_Exercise requirements_
Your task is to give the data again, exactly, with every line intact.

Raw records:
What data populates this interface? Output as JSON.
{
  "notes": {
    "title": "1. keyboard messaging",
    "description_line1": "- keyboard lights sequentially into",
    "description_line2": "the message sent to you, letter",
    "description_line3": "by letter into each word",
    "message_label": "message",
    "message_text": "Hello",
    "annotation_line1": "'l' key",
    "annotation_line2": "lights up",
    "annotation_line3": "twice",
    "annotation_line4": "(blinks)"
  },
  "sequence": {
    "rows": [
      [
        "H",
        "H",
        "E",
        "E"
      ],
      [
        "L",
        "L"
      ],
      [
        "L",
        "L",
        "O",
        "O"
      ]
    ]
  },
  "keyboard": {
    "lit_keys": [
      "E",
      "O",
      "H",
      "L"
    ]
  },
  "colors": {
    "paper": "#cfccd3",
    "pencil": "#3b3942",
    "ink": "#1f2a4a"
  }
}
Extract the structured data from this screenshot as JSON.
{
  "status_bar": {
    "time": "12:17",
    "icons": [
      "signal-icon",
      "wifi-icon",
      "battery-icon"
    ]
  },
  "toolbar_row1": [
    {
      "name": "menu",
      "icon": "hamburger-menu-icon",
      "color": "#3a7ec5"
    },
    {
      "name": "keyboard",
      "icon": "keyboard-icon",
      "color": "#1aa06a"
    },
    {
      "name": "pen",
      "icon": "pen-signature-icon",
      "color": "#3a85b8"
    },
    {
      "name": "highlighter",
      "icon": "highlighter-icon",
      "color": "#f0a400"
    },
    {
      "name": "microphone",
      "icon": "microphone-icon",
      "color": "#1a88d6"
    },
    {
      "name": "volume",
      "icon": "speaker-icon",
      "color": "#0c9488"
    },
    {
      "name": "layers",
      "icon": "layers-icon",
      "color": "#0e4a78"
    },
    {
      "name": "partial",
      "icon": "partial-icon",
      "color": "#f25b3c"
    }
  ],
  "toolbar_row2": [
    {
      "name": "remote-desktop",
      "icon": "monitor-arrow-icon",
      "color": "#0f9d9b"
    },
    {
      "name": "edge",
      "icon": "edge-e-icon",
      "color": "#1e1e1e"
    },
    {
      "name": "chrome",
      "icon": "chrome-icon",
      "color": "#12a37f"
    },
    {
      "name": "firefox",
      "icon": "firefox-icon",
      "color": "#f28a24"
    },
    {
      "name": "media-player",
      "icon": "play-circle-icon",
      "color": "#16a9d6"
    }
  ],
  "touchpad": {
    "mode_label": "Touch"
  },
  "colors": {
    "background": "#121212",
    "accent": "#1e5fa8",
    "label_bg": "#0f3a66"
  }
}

_Result_
What data populates this interface? Output as JSON.
{
  "notes": {
    "title": "1. keyboard messaging",
    "description_line1": "- keyboard lights sequentially into",
    "description_line2": "the message sent to you, letter",
    "description_line3": "by letter into each word",
    "message_label": "message",
    "message_text": "Hello",
    "annotation_line1": "'l' key",
    "annotation_line2": "lights up",
    "annotation_line3": "twice",
    "annotation_line4": "(blinks)"
  },
  "sequence": {
    "rows": [
      [
        "H",
        "H",
        "E",
        "E"
      ],
      [
        "L",
        "L"
      ],
      [
        "L",
        "L",
        "O",
        "O"
      ]
    ]
  },
  "keyboard": {
    "lit_keys": [
      "E",
      "O",
      "H",
      "L"
    ]
  },
  "colors": {
    "paper": "#cfccd3",
    "pencil": "#3b3942",
    "ink": "#1f2a4a"
  }
}
Extract the structured data from this screenshot as JSON.
{
  "status_bar": {
    "time": "12:17",
    "icons": [
      "signal-icon",
      "wifi-icon",
      "battery-icon"
    ]
  },
  "toolbar_row1": [
    {
      "name": "menu",
      "icon": "hamburger-menu-icon",
      "color": "#3a7ec5"
    },
    {
      "name": "keyboard",
      "icon": "keyboard-icon",
      "color": "#1aa06a"
    },
    {
      "name": "pen",
      "icon": "pen-signature-icon",
      "color": "#3a85b8"
    },
    {
      "name": "highlighter",
      "icon": "highlighter-icon",
      "color": "#f0a400"
    },
    {
      "name": "microphone",
      "icon": "microphone-icon",
      "color": "#1a88d6"
    },
    {
      "name": "volume",
      "icon": "speaker-icon",
      "color": "#0c9488"
    },
    {
      "name": "layers",
      "icon": "layers-icon",
      "color": "#0e4a78"
    },
    {
      "name": "partial",
      "icon": "partial-icon",
      "color": "#f25b3c"
    }
  ],
  "toolbar_row2": [
    {
      "name": "remote-desktop",
      "icon": "monitor-arrow-icon",
      "color": "#0f9d9b"
    },
    {
      "name": "edge",
      "icon": "edge-e-icon",
      "color": "#1e1e1e"
    },
    {
      "name": "chrome",
      "icon": "chrome-icon",
      "color": "#12a37f"
    },
    {
      "name": "firefox",
      "icon": "firefox-icon",
      "color": "#f28a24"
    },
    {
      "name": "media-player",
      "icon": "play-circle-icon",
      "color": "#16a9d6"
    }
  ],
  "touchpad": {
    "mode_label": "Touch"
  },
  "colors": {
    "background": "#121212",
    "accent": "#1e5fa8",
    "label_bg": "#0f3a66"
  }
}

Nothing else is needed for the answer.